### Brief
List each line of the data in which the string "title" appears.

╔══

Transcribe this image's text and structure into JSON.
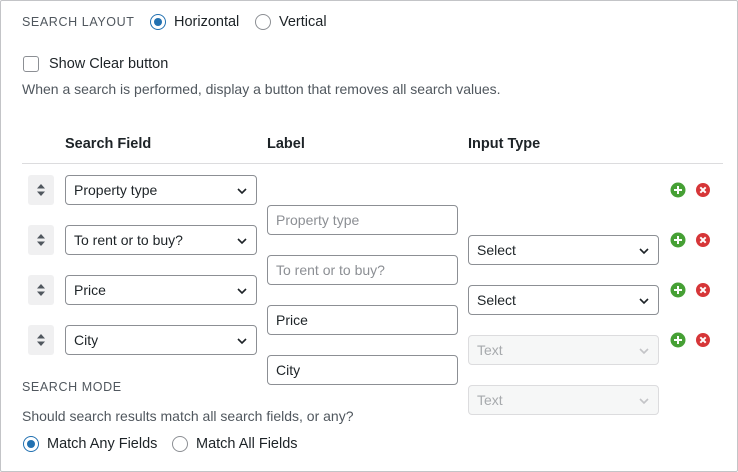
{
  "search_layout": {
    "label": "SEARCH LAYOUT",
    "options": [
      {
        "label": "Horizontal",
        "checked": true
      },
      {
        "label": "Vertical",
        "checked": false
      }
    ]
  },
  "show_clear": {
    "label": "Show Clear button",
    "checked": false,
    "description": "When a search is performed, display a button that removes all search values."
  },
  "table": {
    "headers": {
      "search_field": "Search Field",
      "label": "Label",
      "input_type": "Input Type"
    },
    "rows": [
      {
        "search_field": "Property type",
        "label_placeholder": "Property type",
        "input_type": "Select",
        "input_type_disabled": false
      },
      {
        "search_field": "To rent or to buy?",
        "label_placeholder": "To rent or to buy?",
        "input_type": "Select",
        "input_type_disabled": false
      },
      {
        "search_field": "Price",
        "label_placeholder": "Price",
        "input_type": "Text",
        "input_type_disabled": true
      },
      {
        "search_field": "City",
        "label_placeholder": "City",
        "input_type": "Text",
        "input_type_disabled": true
      }
    ]
  },
  "search_mode": {
    "label": "SEARCH MODE",
    "description": "Should search results match all search fields, or any?",
    "options": [
      {
        "label": "Match Any Fields",
        "checked": true
      },
      {
        "label": "Match All Fields",
        "checked": false
      }
    ]
  },
  "colors": {
    "accent": "#2271b1",
    "add": "#46a035",
    "remove": "#d63638"
  },
  "icons": {
    "drag": "sort-arrows-icon",
    "add": "plus-circle-icon",
    "remove": "x-circle-icon",
    "caret": "chevron-down-icon"
  }
}
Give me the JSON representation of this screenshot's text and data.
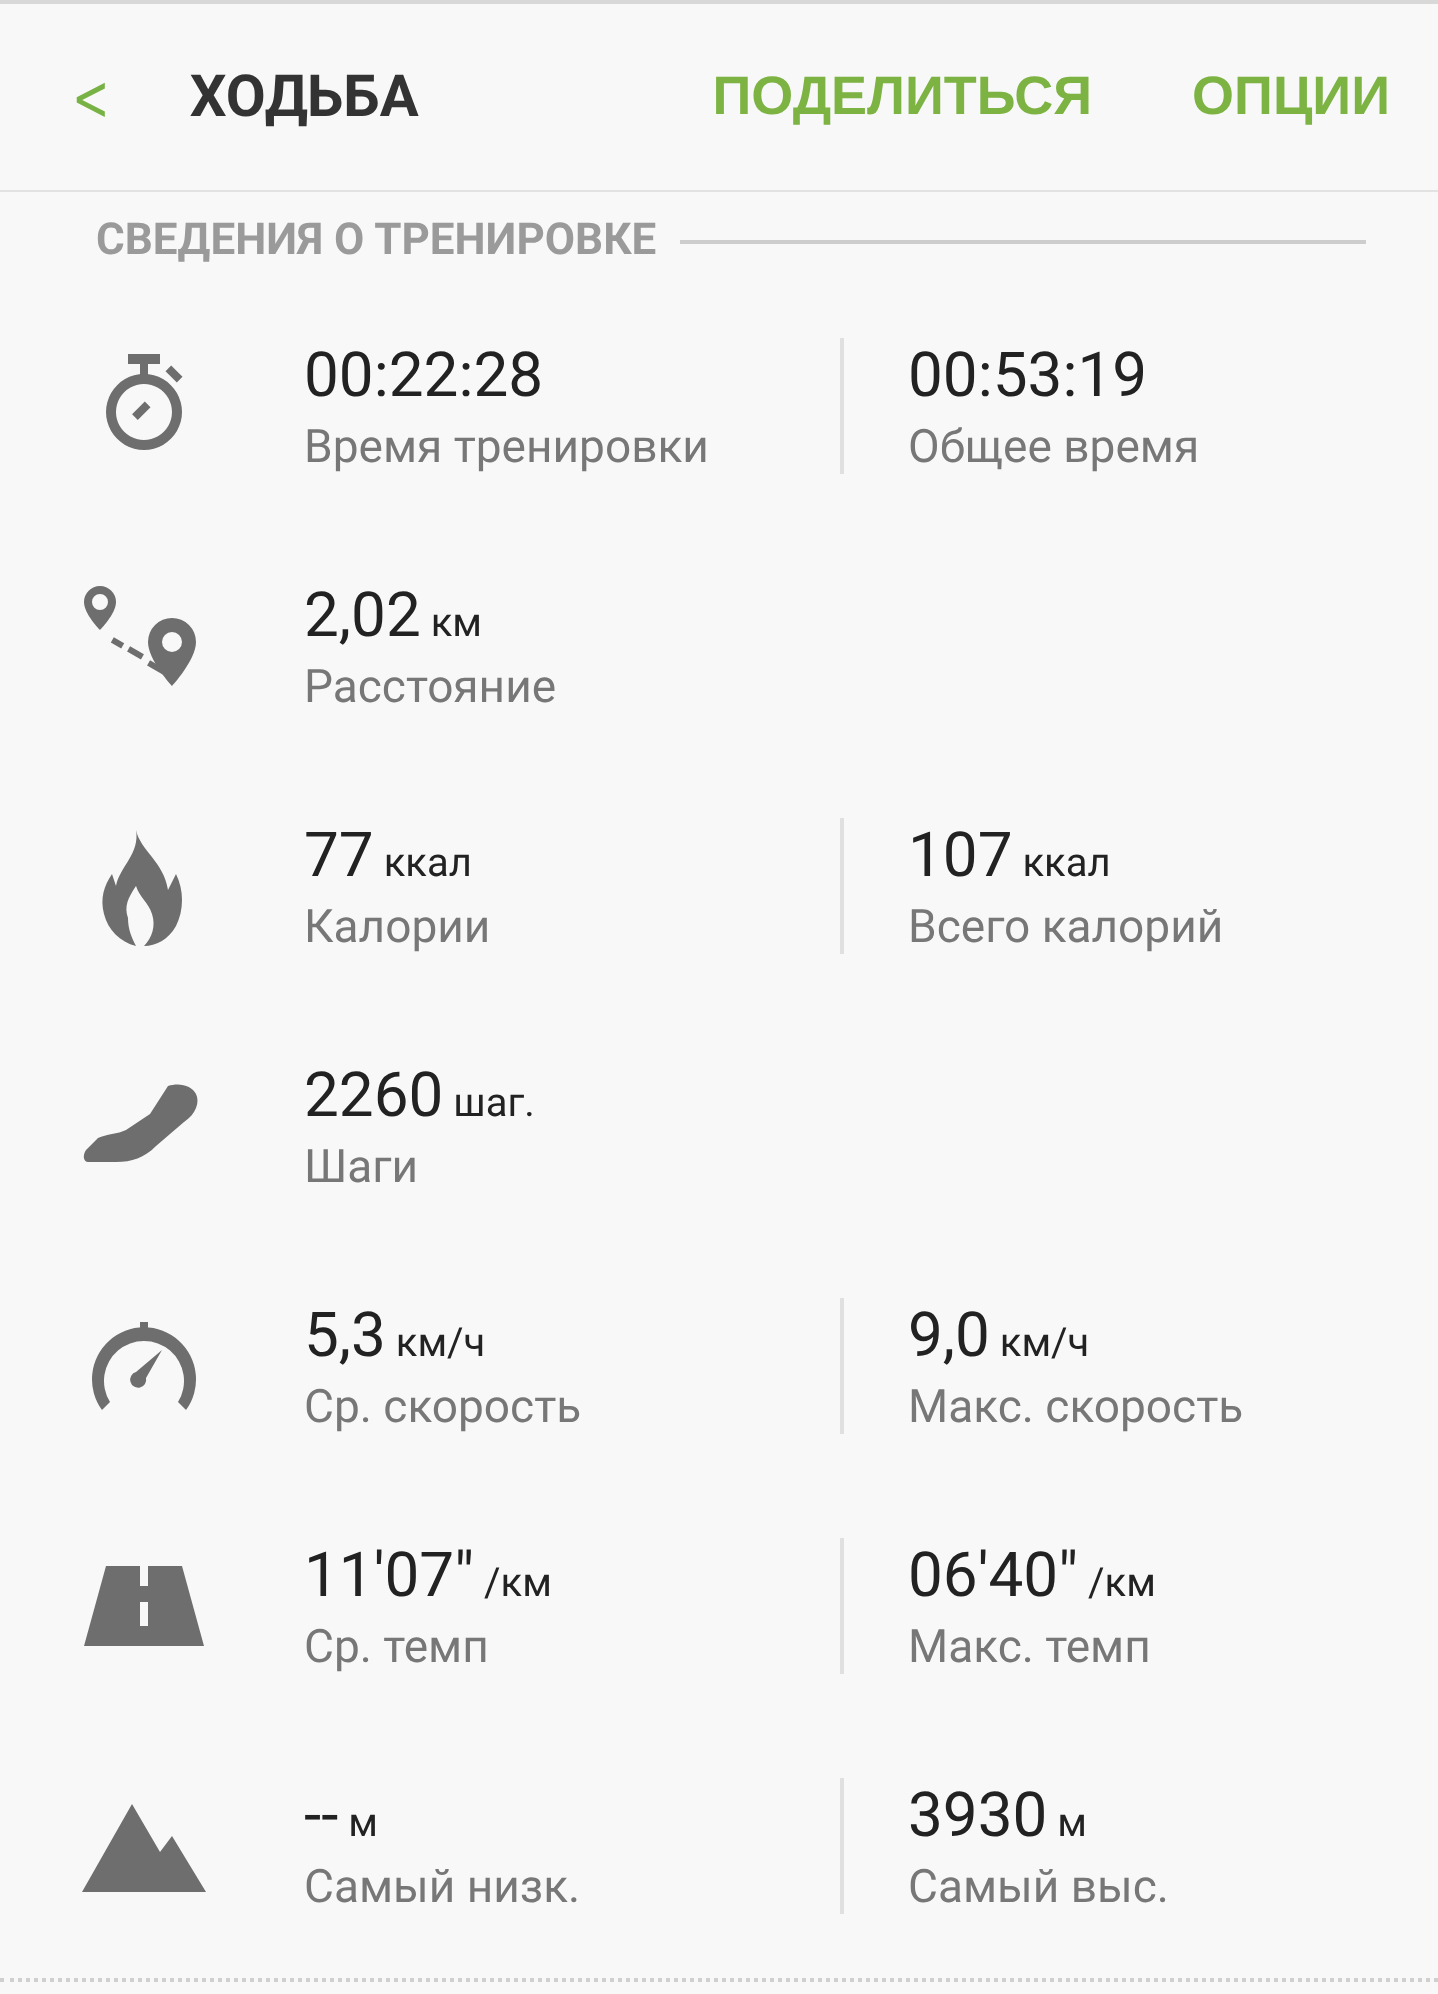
{
  "header": {
    "back_icon": "<",
    "title": "ХОДЬБА",
    "actions": [
      "ПОДЕЛИТЬСЯ",
      "ОПЦИИ"
    ]
  },
  "section": {
    "title": "СВЕДЕНИЯ О ТРЕНИРОВКЕ"
  },
  "rows": [
    {
      "kind": "stopwatch",
      "cells": [
        {
          "value": "00:22:28",
          "label": "Время тренировки"
        },
        {
          "value": "00:53:19",
          "label": "Общее время"
        }
      ]
    },
    {
      "kind": "route",
      "cells": [
        {
          "value": "2,02",
          "unit": "км",
          "label": "Расстояние"
        }
      ]
    },
    {
      "kind": "flame",
      "cells": [
        {
          "value": "77",
          "unit": "ккал",
          "label": "Калории"
        },
        {
          "value": "107",
          "unit": "ккал",
          "label": "Всего калорий"
        }
      ]
    },
    {
      "kind": "shoe",
      "cells": [
        {
          "value": "2260",
          "unit": "шаг.",
          "label": "Шаги"
        }
      ]
    },
    {
      "kind": "speedometer",
      "cells": [
        {
          "value": "5,3",
          "unit": "км/ч",
          "label": "Ср. скорость"
        },
        {
          "value": "9,0",
          "unit": "км/ч",
          "label": "Макс. скорость"
        }
      ]
    },
    {
      "kind": "road",
      "cells": [
        {
          "value": "11'07\"",
          "unit": "/км",
          "label": "Ср. темп"
        },
        {
          "value": "06'40\"",
          "unit": "/км",
          "label": "Макс. темп"
        }
      ]
    },
    {
      "kind": "mountain",
      "cells": [
        {
          "value": "--",
          "unit": "м",
          "label": "Самый низк."
        },
        {
          "value": "3930",
          "unit": "м",
          "label": "Самый выс."
        }
      ]
    }
  ]
}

╚══

### Output below
    "title": "ХОДЬБА",
    "title": "СВЕДЕНИЯ О ТРЕНИРОВКЕ"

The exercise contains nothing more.